### What you will do
Extract the lines that hold the string "ALBH".

(Data tied to figure images)
┌────────
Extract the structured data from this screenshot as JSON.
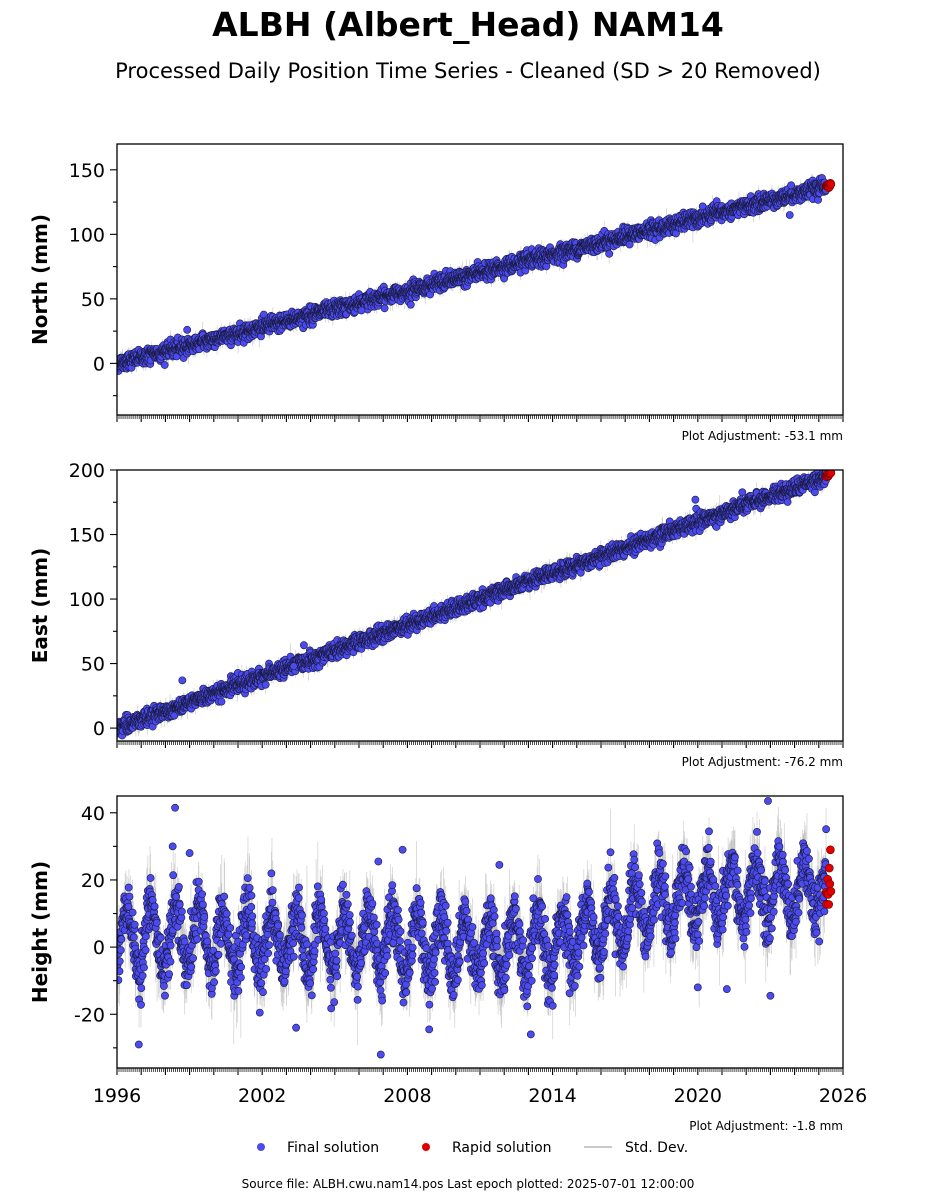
{
  "title": "ALBH (Albert_Head) NAM14",
  "subtitle": "Processed Daily Position Time Series - Cleaned (SD > 20 Removed)",
  "colors": {
    "final": "#4b4bf0",
    "rapid": "#e00000",
    "stddev": "#b8b8b8",
    "edge": "#1a1a40"
  },
  "legend": [
    {
      "label": "Final solution",
      "color": "#4b4bf0",
      "kind": "dot"
    },
    {
      "label": "Rapid solution",
      "color": "#e00000",
      "kind": "dot"
    },
    {
      "label": "Std. Dev.",
      "color": "#b8b8b8",
      "kind": "line"
    }
  ],
  "source_text": "Source file: ALBH.cwu.nam14.pos  Last epoch plotted: 2025-07-01 12:00:00",
  "chart_data": [
    {
      "type": "scatter",
      "name": "north",
      "ylabel": "North (mm)",
      "xlim": [
        1996,
        2026
      ],
      "ylim": [
        -40,
        170
      ],
      "yticks": [
        0,
        50,
        100,
        150
      ],
      "show_x_labels": false,
      "adjustment": "Plot Adjustment: -53.1 mm",
      "series": [
        {
          "kind": "final",
          "x_start": 1996.0,
          "x_end": 2025.3,
          "y_start": 0,
          "y_end": 137,
          "noise": 3,
          "sd": 3
        },
        {
          "kind": "rapid",
          "x_start": 2025.3,
          "x_end": 2025.5,
          "y_start": 136.5,
          "y_end": 138.5,
          "noise": 0.8
        }
      ],
      "outliers": [
        {
          "x": 2006.1,
          "y": 41
        },
        {
          "x": 2023.8,
          "y": 115
        },
        {
          "x": 1998.9,
          "y": 26
        }
      ]
    },
    {
      "type": "scatter",
      "name": "east",
      "ylabel": "East (mm)",
      "xlim": [
        1996,
        2026
      ],
      "ylim": [
        -10,
        200
      ],
      "yticks": [
        0,
        50,
        100,
        150,
        200
      ],
      "show_x_labels": false,
      "adjustment": "Plot Adjustment: -76.2 mm",
      "series": [
        {
          "kind": "final",
          "x_start": 1996.0,
          "x_end": 2025.3,
          "y_start": 0,
          "y_end": 195,
          "noise": 3,
          "sd": 3
        },
        {
          "kind": "rapid",
          "x_start": 2025.3,
          "x_end": 2025.5,
          "y_start": 195,
          "y_end": 198,
          "noise": 0.8
        }
      ],
      "outliers": [
        {
          "x": 1998.7,
          "y": 37
        },
        {
          "x": 2019.9,
          "y": 177
        },
        {
          "x": 2003.3,
          "y": 48
        }
      ]
    },
    {
      "type": "scatter",
      "name": "height",
      "ylabel": "Height (mm)",
      "xlim": [
        1996,
        2026
      ],
      "ylim": [
        -36,
        45
      ],
      "yticks": [
        -20,
        0,
        20,
        40
      ],
      "xticks": [
        1996,
        2002,
        2008,
        2014,
        2020,
        2026
      ],
      "show_x_labels": true,
      "adjustment": "Plot Adjustment: -1.8 mm",
      "series": [
        {
          "kind": "final",
          "x_start": 1996.0,
          "x_end": 2025.3,
          "seasonal_amp": 9,
          "noise": 4,
          "sd": 5,
          "baseline": [
            [
              1996,
              3
            ],
            [
              2014,
              0
            ],
            [
              2016,
              7
            ],
            [
              2019,
              14
            ],
            [
              2025.3,
              18
            ]
          ]
        },
        {
          "kind": "rapid",
          "x_start": 2025.3,
          "x_end": 2025.5,
          "y_start": 11,
          "y_end": 24,
          "noise": 4
        }
      ],
      "outliers": [
        {
          "x": 1998.4,
          "y": 41.5
        },
        {
          "x": 1998.3,
          "y": 30
        },
        {
          "x": 1999.0,
          "y": 28
        },
        {
          "x": 1996.9,
          "y": -29
        },
        {
          "x": 2006.9,
          "y": -32
        },
        {
          "x": 2007.8,
          "y": 29
        },
        {
          "x": 2006.8,
          "y": 25.5
        },
        {
          "x": 2022.9,
          "y": 43.5
        },
        {
          "x": 2023.0,
          "y": -14.5
        },
        {
          "x": 2020.0,
          "y": -12
        },
        {
          "x": 2021.2,
          "y": -12.5
        },
        {
          "x": 2013.1,
          "y": -26
        },
        {
          "x": 2003.4,
          "y": -24
        },
        {
          "x": 2008.9,
          "y": -24.5
        },
        {
          "x": 2011.8,
          "y": 24.5
        },
        {
          "x": 2001.9,
          "y": -19.5
        }
      ]
    }
  ]
}
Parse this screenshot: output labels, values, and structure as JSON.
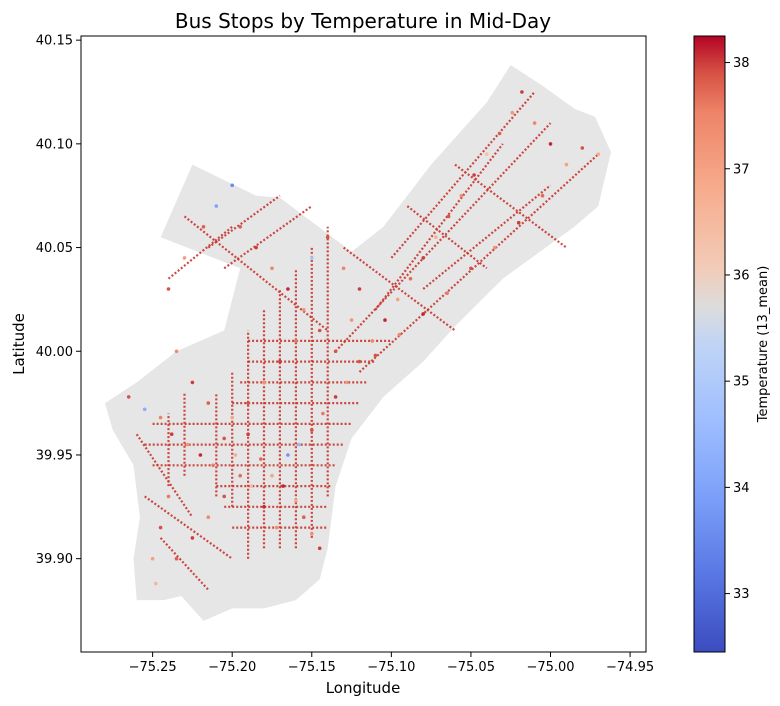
└────────
### Correct answer
  "title": "ALBH (Albert_Head) NAM14",
  "source_text": "Source file: ALBH.cwu.nam14.pos  Last epoch plotted: 2025-07-01 12:00:00",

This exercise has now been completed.